- _SHORT EXERCISE_:
Extract each line of the entries below that contains the string "field", copying every such line in full.

[start DATASET EXCERPTS]

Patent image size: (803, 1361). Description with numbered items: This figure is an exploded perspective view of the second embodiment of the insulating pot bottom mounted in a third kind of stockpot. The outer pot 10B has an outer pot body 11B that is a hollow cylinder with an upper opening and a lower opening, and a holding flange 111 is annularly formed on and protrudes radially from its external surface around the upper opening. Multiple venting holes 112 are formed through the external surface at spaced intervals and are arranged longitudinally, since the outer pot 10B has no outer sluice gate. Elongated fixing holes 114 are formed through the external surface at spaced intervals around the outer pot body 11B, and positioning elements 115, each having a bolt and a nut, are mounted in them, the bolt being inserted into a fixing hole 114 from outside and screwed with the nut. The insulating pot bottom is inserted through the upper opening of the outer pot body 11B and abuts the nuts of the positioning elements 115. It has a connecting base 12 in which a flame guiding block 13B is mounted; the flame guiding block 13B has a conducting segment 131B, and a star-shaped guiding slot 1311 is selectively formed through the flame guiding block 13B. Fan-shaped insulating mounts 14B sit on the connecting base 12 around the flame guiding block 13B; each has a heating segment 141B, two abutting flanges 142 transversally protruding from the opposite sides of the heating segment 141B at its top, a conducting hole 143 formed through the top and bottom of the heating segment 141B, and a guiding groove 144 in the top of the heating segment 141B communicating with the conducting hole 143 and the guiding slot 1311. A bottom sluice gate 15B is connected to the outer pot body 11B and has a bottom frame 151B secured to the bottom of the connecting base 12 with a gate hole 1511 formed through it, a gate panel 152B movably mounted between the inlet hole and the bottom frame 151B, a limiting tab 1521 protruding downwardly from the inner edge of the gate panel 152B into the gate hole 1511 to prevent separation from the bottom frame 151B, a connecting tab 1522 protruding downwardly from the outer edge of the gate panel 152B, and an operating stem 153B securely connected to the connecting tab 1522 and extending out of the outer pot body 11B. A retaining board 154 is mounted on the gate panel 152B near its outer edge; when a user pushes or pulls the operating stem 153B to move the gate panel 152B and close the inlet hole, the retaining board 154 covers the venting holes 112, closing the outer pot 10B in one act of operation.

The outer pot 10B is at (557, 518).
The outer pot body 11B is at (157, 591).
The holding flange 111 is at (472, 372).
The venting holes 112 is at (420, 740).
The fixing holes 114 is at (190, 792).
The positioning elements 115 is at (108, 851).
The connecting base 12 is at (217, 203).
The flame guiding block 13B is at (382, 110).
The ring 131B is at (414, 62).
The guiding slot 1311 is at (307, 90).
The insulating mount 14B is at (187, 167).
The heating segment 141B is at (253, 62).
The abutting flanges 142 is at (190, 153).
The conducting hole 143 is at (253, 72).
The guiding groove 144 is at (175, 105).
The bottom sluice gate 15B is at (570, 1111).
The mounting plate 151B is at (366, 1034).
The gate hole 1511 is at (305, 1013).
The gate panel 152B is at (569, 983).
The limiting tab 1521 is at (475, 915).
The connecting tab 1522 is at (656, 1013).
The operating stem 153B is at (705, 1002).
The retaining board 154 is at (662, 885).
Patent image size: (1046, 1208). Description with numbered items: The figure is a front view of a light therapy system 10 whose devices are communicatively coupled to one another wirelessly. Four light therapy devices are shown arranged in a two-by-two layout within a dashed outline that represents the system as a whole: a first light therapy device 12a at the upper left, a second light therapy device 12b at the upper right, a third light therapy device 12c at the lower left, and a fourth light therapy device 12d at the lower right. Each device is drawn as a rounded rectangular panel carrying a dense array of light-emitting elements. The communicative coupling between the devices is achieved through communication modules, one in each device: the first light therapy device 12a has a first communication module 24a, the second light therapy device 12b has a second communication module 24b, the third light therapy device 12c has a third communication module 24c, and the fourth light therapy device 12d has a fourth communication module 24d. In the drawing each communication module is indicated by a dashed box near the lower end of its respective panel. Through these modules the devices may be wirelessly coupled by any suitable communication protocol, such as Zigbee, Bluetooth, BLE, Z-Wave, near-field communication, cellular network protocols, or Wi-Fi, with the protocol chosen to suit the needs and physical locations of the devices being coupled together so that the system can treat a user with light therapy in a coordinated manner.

[end DATASET EXCERPTS]

- _OUTPUT FOR THIS TASK_:
Patent image size: (1046, 1208). Description with numbered items: The figure is a front view of a light therapy system 10 whose devices are communicatively coupled to one another wirelessly. Four light therapy devices are shown arranged in a two-by-two layout within a dashed outline that represents the system as a whole: a first light therapy device 12a at the upper left, a second light therapy device 12b at the upper right, a third light therapy device 12c at the lower left, and a fourth light therapy device 12d at the lower right. Each device is drawn as a rounded rectangular panel carrying a dense array of light-emitting elements. The communicative coupling between the devices is achieved through communication modules, one in each device: the first light therapy device 12a has a first communication module 24a, the second light therapy device 12b has a second communication module 24b, the third light therapy device 12c has a third communication module 24c, and the fourth light therapy device 12d has a fourth communication module 24d. In the drawing each communication module is indicated by a dashed box near the lower end of its respective panel. Through these modules the devices may be wirelessly coupled by any suitable communication protocol, such as Zigbee, Bluetooth, BLE, Z-Wave, near-field communication, cellular network protocols, or Wi-Fi, with the protocol chosen to suit the needs and physical locations of the devices being coupled together so that the system can treat a user with light therapy in a coordinated manner.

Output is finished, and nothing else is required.